Stored data
========================================================================
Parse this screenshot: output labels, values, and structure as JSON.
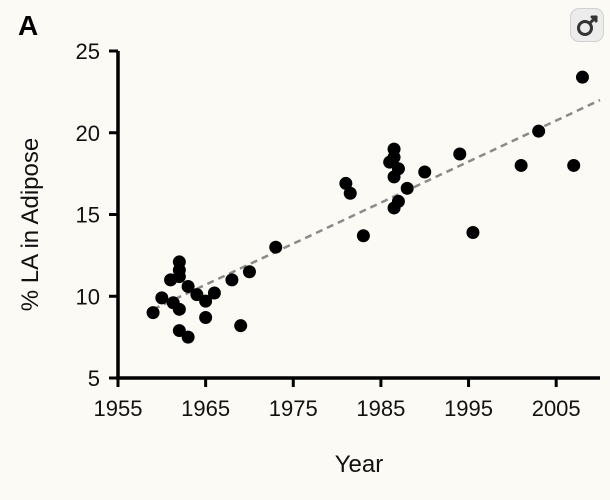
{
  "panel_label": "A",
  "corner_badge_icon": "female-symbol-icon",
  "colors": {
    "background": "#fbfaf5",
    "points": "#000000",
    "trendline": "#8a8a8a",
    "badge": "#ececec"
  },
  "chart_data": {
    "type": "scatter",
    "title": "",
    "xlabel": "Year",
    "ylabel": "% LA in Adipose",
    "xlim": [
      1955,
      2010
    ],
    "ylim": [
      5,
      25
    ],
    "x_ticks": [
      1955,
      1965,
      1975,
      1985,
      1995,
      2005
    ],
    "y_ticks": [
      5,
      10,
      15,
      20,
      25
    ],
    "x_tick_labels": [
      "1955",
      "1965",
      "1975",
      "1985",
      "1995",
      "2005"
    ],
    "y_tick_labels": [
      "5",
      "10",
      "15",
      "20",
      "25"
    ],
    "grid": false,
    "legend": "none",
    "series": [
      {
        "points": [
          {
            "x": 1959,
            "y": 9.0
          },
          {
            "x": 1960,
            "y": 9.9
          },
          {
            "x": 1961,
            "y": 11.0
          },
          {
            "x": 1961.3,
            "y": 9.6
          },
          {
            "x": 1962,
            "y": 12.1
          },
          {
            "x": 1962,
            "y": 11.6
          },
          {
            "x": 1962,
            "y": 11.2
          },
          {
            "x": 1962,
            "y": 9.2
          },
          {
            "x": 1962,
            "y": 7.9
          },
          {
            "x": 1963,
            "y": 10.6
          },
          {
            "x": 1963,
            "y": 7.5
          },
          {
            "x": 1964,
            "y": 10.1
          },
          {
            "x": 1965,
            "y": 9.7
          },
          {
            "x": 1965,
            "y": 8.7
          },
          {
            "x": 1966,
            "y": 10.2
          },
          {
            "x": 1968,
            "y": 11.0
          },
          {
            "x": 1969,
            "y": 8.2
          },
          {
            "x": 1970,
            "y": 11.5
          },
          {
            "x": 1973,
            "y": 13.0
          },
          {
            "x": 1981,
            "y": 16.9
          },
          {
            "x": 1981.5,
            "y": 16.3
          },
          {
            "x": 1983,
            "y": 13.7
          },
          {
            "x": 1986,
            "y": 18.2
          },
          {
            "x": 1986.5,
            "y": 19.0
          },
          {
            "x": 1986.5,
            "y": 18.5
          },
          {
            "x": 1986.5,
            "y": 17.3
          },
          {
            "x": 1986.5,
            "y": 15.4
          },
          {
            "x": 1987,
            "y": 17.8
          },
          {
            "x": 1987,
            "y": 15.8
          },
          {
            "x": 1988,
            "y": 16.6
          },
          {
            "x": 1990,
            "y": 17.6
          },
          {
            "x": 1994,
            "y": 18.7
          },
          {
            "x": 1995.5,
            "y": 13.9
          },
          {
            "x": 2001,
            "y": 18.0
          },
          {
            "x": 2003,
            "y": 20.1
          },
          {
            "x": 2007,
            "y": 18.0
          },
          {
            "x": 2008,
            "y": 23.4
          }
        ]
      }
    ],
    "trendline": {
      "style": "dashed",
      "x": [
        1959,
        2010
      ],
      "y": [
        9.2,
        22.0
      ]
    }
  }
}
========================================================================
## DESCRIPTION OF THE TASK
Excluding the pictures, reproduce every entry exactly as given.

## TASK RESPONSE
Parse this screenshot: output labels, values, and structure as JSON.
{
  "panel_label": "A",
  "corner_badge_icon": "female-symbol-icon",
  "colors": {
    "background": "#fbfaf5",
    "points": "#000000",
    "trendline": "#8a8a8a",
    "badge": "#ececec"
  },
  "chart_data": {
    "type": "scatter",
    "title": "",
    "xlabel": "Year",
    "ylabel": "% LA in Adipose",
    "xlim": [
      1955,
      2010
    ],
    "ylim": [
      5,
      25
    ],
    "x_ticks": [
      1955,
      1965,
      1975,
      1985,
      1995,
      2005
    ],
    "y_ticks": [
      5,
      10,
      15,
      20,
      25
    ],
    "x_tick_labels": [
      "1955",
      "1965",
      "1975",
      "1985",
      "1995",
      "2005"
    ],
    "y_tick_labels": [
      "5",
      "10",
      "15",
      "20",
      "25"
    ],
    "grid": false,
    "legend": "none",
    "series": [
      {
        "points": [
          {
            "x": 1959,
            "y": 9.0
          },
          {
            "x": 1960,
            "y": 9.9
          },
          {
            "x": 1961,
            "y": 11.0
          },
          {
            "x": 1961.3,
            "y": 9.6
          },
          {
            "x": 1962,
            "y": 12.1
          },
          {
            "x": 1962,
            "y": 11.6
          },
          {
            "x": 1962,
            "y": 11.2
          },
          {
            "x": 1962,
            "y": 9.2
          },
          {
            "x": 1962,
            "y": 7.9
          },
          {
            "x": 1963,
            "y": 10.6
          },
          {
            "x": 1963,
            "y": 7.5
          },
          {
            "x": 1964,
            "y": 10.1
          },
          {
            "x": 1965,
            "y": 9.7
          },
          {
            "x": 1965,
            "y": 8.7
          },
          {
            "x": 1966,
            "y": 10.2
          },
          {
            "x": 1968,
            "y": 11.0
          },
          {
            "x": 1969,
            "y": 8.2
          },
          {
            "x": 1970,
            "y": 11.5
          },
          {
            "x": 1973,
            "y": 13.0
          },
          {
            "x": 1981,
            "y": 16.9
          },
          {
            "x": 1981.5,
            "y": 16.3
          },
          {
            "x": 1983,
            "y": 13.7
          },
          {
            "x": 1986,
            "y": 18.2
          },
          {
            "x": 1986.5,
            "y": 19.0
          },
          {
            "x": 1986.5,
            "y": 18.5
          },
          {
            "x": 1986.5,
            "y": 17.3
          },
          {
            "x": 1986.5,
            "y": 15.4
          },
          {
            "x": 1987,
            "y": 17.8
          },
          {
            "x": 1987,
            "y": 15.8
          },
          {
            "x": 1988,
            "y": 16.6
          },
          {
            "x": 1990,
            "y": 17.6
          },
          {
            "x": 1994,
            "y": 18.7
          },
          {
            "x": 1995.5,
            "y": 13.9
          },
          {
            "x": 2001,
            "y": 18.0
          },
          {
            "x": 2003,
            "y": 20.1
          },
          {
            "x": 2007,
            "y": 18.0
          },
          {
            "x": 2008,
            "y": 23.4
          }
        ]
      }
    ],
    "trendline": {
      "style": "dashed",
      "x": [
        1959,
        2010
      ],
      "y": [
        9.2,
        22.0
      ]
    }
  }
}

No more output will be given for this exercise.